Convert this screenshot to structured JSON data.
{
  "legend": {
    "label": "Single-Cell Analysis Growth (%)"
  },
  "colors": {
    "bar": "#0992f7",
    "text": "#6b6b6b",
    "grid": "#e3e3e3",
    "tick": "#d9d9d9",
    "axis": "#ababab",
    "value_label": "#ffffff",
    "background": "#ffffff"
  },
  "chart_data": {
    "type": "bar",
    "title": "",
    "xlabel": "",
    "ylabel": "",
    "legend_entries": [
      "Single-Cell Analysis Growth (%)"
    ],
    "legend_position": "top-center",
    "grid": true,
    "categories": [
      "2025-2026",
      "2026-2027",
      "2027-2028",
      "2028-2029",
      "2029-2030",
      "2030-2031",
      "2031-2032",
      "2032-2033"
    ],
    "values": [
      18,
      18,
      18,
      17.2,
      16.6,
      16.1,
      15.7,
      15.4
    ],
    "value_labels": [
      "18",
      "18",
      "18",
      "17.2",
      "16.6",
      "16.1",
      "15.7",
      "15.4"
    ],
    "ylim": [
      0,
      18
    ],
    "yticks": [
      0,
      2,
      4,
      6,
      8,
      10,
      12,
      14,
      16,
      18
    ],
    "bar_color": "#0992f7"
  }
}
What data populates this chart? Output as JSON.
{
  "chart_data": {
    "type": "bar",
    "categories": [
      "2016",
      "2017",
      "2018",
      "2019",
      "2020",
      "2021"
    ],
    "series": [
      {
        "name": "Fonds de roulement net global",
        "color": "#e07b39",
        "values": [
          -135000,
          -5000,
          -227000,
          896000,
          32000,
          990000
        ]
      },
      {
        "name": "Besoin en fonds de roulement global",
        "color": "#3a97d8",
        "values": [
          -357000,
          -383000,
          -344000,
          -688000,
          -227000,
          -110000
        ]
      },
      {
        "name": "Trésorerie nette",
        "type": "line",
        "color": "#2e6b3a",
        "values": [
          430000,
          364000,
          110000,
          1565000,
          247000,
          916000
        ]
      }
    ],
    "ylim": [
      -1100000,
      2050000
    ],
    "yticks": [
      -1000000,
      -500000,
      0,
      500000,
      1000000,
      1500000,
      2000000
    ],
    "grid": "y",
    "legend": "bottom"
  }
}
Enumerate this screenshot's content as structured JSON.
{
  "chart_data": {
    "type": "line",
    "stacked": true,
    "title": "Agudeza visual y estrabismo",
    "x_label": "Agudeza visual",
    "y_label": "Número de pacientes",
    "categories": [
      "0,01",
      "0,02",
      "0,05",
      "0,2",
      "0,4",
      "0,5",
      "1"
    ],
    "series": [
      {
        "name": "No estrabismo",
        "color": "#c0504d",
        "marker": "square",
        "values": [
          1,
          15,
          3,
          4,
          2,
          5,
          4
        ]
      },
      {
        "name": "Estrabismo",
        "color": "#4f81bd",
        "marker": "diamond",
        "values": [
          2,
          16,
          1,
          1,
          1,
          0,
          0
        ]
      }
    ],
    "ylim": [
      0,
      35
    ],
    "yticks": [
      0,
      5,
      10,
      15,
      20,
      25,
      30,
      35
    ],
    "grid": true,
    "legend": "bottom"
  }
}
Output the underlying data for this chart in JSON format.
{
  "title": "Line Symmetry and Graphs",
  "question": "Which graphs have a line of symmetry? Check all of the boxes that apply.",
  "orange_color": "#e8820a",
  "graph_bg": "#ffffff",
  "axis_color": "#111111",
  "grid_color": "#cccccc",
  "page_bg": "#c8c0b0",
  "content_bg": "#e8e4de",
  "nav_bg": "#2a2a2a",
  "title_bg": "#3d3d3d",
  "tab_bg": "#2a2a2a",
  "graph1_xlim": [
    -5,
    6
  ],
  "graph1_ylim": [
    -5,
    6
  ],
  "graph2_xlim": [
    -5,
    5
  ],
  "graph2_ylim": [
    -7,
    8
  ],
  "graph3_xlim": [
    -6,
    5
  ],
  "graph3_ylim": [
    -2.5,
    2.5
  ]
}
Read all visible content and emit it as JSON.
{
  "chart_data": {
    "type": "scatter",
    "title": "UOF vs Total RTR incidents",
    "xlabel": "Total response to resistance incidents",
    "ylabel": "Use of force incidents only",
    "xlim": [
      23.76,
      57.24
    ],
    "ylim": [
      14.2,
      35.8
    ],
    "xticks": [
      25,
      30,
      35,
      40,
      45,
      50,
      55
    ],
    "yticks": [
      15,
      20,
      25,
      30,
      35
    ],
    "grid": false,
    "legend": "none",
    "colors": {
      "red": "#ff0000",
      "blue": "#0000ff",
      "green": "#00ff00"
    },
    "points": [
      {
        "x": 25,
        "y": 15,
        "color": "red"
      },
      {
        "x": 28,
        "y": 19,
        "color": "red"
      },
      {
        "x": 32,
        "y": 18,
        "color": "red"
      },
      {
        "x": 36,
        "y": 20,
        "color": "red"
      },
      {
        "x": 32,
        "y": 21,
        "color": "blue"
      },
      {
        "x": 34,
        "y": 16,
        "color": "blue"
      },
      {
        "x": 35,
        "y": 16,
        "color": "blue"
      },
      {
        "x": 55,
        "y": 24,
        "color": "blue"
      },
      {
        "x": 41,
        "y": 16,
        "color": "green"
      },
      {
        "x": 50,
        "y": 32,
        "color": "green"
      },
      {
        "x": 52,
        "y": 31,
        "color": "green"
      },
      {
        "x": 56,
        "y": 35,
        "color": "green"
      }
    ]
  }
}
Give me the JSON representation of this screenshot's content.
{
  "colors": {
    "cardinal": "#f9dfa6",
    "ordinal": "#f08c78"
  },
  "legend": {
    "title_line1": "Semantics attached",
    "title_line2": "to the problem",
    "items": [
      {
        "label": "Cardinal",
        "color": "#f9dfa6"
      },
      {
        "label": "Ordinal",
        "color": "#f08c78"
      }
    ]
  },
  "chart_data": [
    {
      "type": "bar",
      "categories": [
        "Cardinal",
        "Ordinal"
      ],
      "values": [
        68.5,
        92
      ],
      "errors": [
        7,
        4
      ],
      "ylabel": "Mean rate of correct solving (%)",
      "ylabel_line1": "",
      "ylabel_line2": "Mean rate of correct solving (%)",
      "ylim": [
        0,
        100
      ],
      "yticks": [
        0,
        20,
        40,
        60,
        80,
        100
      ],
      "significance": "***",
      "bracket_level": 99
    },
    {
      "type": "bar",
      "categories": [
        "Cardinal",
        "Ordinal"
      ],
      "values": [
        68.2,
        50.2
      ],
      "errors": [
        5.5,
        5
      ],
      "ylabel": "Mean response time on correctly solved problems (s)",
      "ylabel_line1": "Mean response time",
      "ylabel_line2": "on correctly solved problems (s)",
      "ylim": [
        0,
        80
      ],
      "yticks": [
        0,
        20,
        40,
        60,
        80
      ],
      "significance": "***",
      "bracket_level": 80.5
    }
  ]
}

┄┄┄┄┄┄

Show each line of the data that contains the string "Growth".

    "label": "Single-Cell Analysis Growth (%)"
      "Single-Cell Analysis Growth (%)"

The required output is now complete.